* START LISTED ENTRIES *

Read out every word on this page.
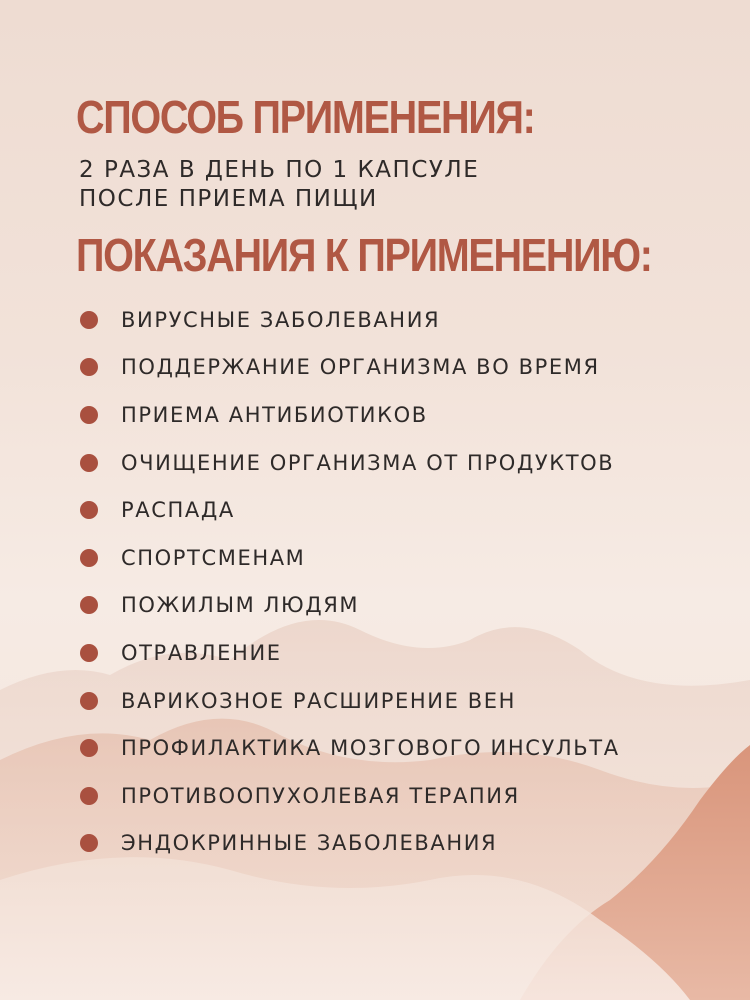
СПОСОБ ПРИМЕНЕНИЯ:
2 РАЗА В ДЕНЬ ПО 1 КАПСУЛЕ
ПОСЛЕ ПРИЕМА ПИЩИ
ПОКАЗАНИЯ К ПРИМЕНЕНИЮ:
ВИРУСНЫЕ ЗАБОЛЕВАНИЯ
ПОДДЕРЖАНИЕ ОРГАНИЗМА ВО ВРЕМЯ
ПРИЕМА АНТИБИОТИКОВ
ОЧИЩЕНИЕ ОРГАНИЗМА ОТ ПРОДУКТОВ
РАСПАДА
СПОРТСМЕНАМ
ПОЖИЛЫМ ЛЮДЯМ
ОТРАВЛЕНИЕ
ВАРИКОЗНОЕ РАСШИРЕНИЕ ВЕН
ПРОФИЛАКТИКА МОЗГОВОГО ИНСУЛЬТА
ПРОТИВООПУХОЛЕВАЯ ТЕРАПИЯ
ЭНДОКРИННЫЕ ЗАБОЛЕВАНИЯ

* END LISTED ENTRIES *

◆ WHAT IS ASKED
Copy out every line of the listing that includes the string "ЗАБОЛЕВАНИЯ".

◆ OUTPUT
ВИРУСНЫЕ ЗАБОЛЕВАНИЯ
ЭНДОКРИННЫЕ ЗАБОЛЕВАНИЯ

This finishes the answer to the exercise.